--- start ---

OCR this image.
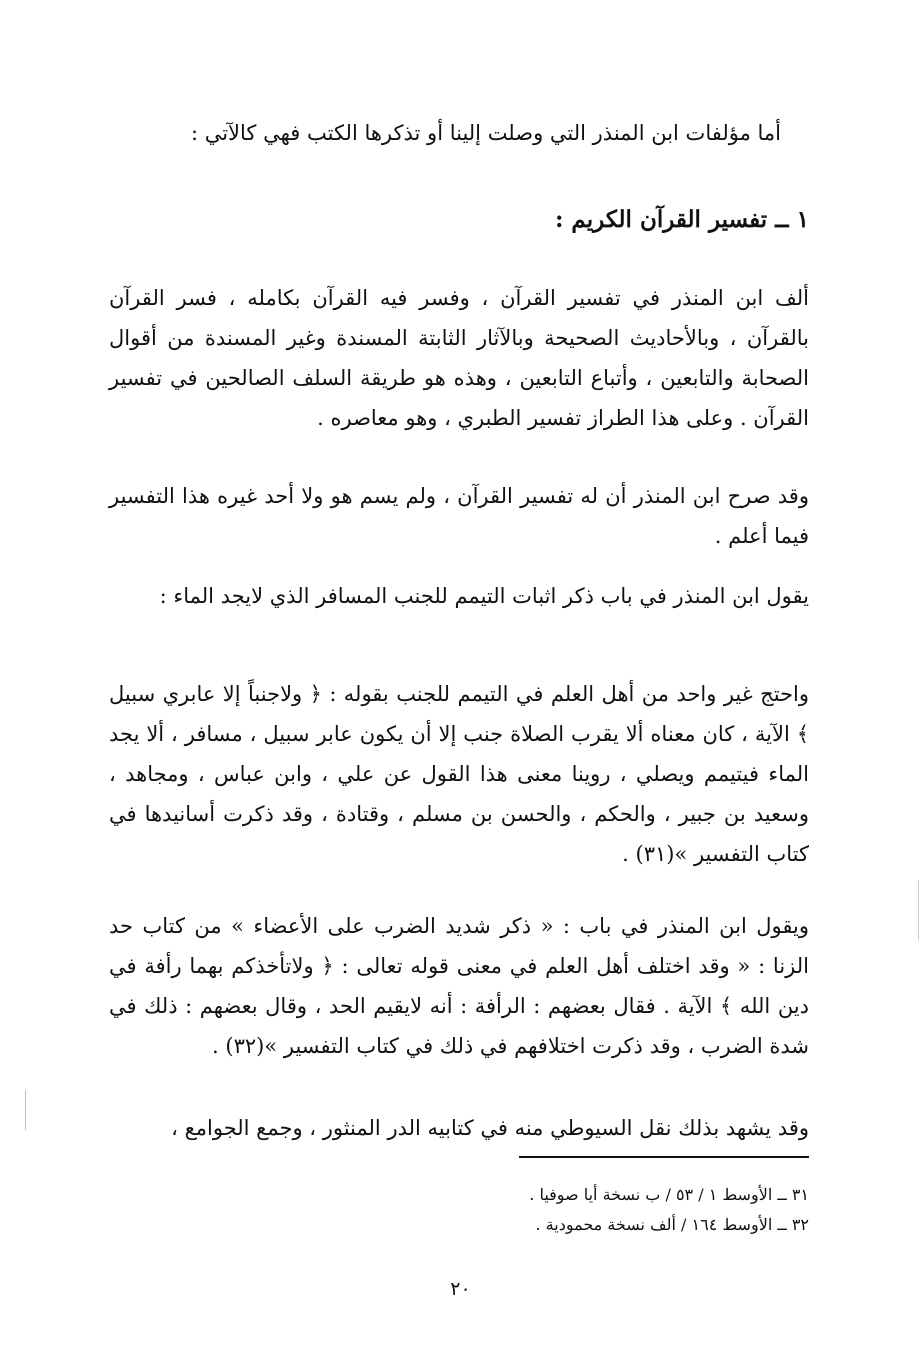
أما مؤلفات ابن المنذر التي وصلت إلينا أو تذكرها الكتب فهي كالآتي :
١ ــ تفسير القرآن الكريم :
ألف ابن المنذر في تفسير القرآن ، وفسر فيه القرآن بكامله ، فسر القرآن بالقرآن ، وبالأحاديث الصحيحة وبالآثار الثابتة المسندة وغير المسندة من أقوال الصحابة والتابعين ، وأتباع التابعين ، وهذه هو طريقة السلف الصالحين في تفسير القرآن . وعلى هذا الطراز تفسير الطبري ، وهو معاصره .
وقد صرح ابن المنذر أن له تفسير القرآن ، ولم يسم هو ولا أحد غيره هذا التفسير فيما أعلم .
يقول ابن المنذر في باب ذكر اثبات التيمم للجنب المسافر الذي لايجد الماء :
واحتج غير واحد من أهل العلم في التيمم للجنب بقوله : ﴿ ولاجنباً إلا عابري سبيل ﴾ الآية ، كان معناه ألا يقرب الصلاة جنب إلا أن يكون عابر سبيل ، مسافر ، ألا يجد الماء فيتيمم ويصلي ، روينا معنى هذا القول عن علي ، وابن عباس ، ومجاهد ، وسعيد بن جبير ، والحكم ، والحسن بن مسلم ، وقتادة ، وقد ذكرت أسانيدها في كتاب التفسير »(٣١) .
ويقول ابن المنذر في باب : « ذكر شديد الضرب على الأعضاء » من كتاب حد الزنا : « وقد اختلف أهل العلم في معنى قوله تعالى : ﴿ ولاتأخذكم بهما رأفة في دين الله ﴾ الآية . فقال بعضهم : الرأفة : أنه لايقيم الحد ، وقال بعضهم : ذلك في شدة الضرب ، وقد ذكرت اختلافهم في ذلك في كتاب التفسير »(٣٢) .
وقد يشهد بذلك نقل السيوطي منه في كتابيه الدر المنثور ، وجمع الجوامع ،
٣١ ــ الأوسط ١ / ٥٣ / ب نسخة أيا صوفيا .
٣٢ ــ الأوسط ١٦٤ / ألف نسخة محمودية .
٢٠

--- end ---

- **THE TASK**
Set down the records in full and exactly. Do not carry over any image.

- **TASK SOLUTION**
OCR this image.
أما مؤلفات ابن المنذر التي وصلت إلينا أو تذكرها الكتب فهي كالآتي :
١ ــ تفسير القرآن الكريم :
ألف ابن المنذر في تفسير القرآن ، وفسر فيه القرآن بكامله ، فسر القرآن بالقرآن ، وبالأحاديث الصحيحة وبالآثار الثابتة المسندة وغير المسندة من أقوال الصحابة والتابعين ، وأتباع التابعين ، وهذه هو طريقة السلف الصالحين في تفسير القرآن . وعلى هذا الطراز تفسير الطبري ، وهو معاصره .
وقد صرح ابن المنذر أن له تفسير القرآن ، ولم يسم هو ولا أحد غيره هذا التفسير فيما أعلم .
يقول ابن المنذر في باب ذكر اثبات التيمم للجنب المسافر الذي لايجد الماء :
واحتج غير واحد من أهل العلم في التيمم للجنب بقوله : ﴿ ولاجنباً إلا عابري سبيل ﴾ الآية ، كان معناه ألا يقرب الصلاة جنب إلا أن يكون عابر سبيل ، مسافر ، ألا يجد الماء فيتيمم ويصلي ، روينا معنى هذا القول عن علي ، وابن عباس ، ومجاهد ، وسعيد بن جبير ، والحكم ، والحسن بن مسلم ، وقتادة ، وقد ذكرت أسانيدها في كتاب التفسير »(٣١) .
ويقول ابن المنذر في باب : « ذكر شديد الضرب على الأعضاء » من كتاب حد الزنا : « وقد اختلف أهل العلم في معنى قوله تعالى : ﴿ ولاتأخذكم بهما رأفة في دين الله ﴾ الآية . فقال بعضهم : الرأفة : أنه لايقيم الحد ، وقال بعضهم : ذلك في شدة الضرب ، وقد ذكرت اختلافهم في ذلك في كتاب التفسير »(٣٢) .
وقد يشهد بذلك نقل السيوطي منه في كتابيه الدر المنثور ، وجمع الجوامع ،
٣١ ــ الأوسط ١ / ٥٣ / ب نسخة أيا صوفيا .
٣٢ ــ الأوسط ١٦٤ / ألف نسخة محمودية .
٢٠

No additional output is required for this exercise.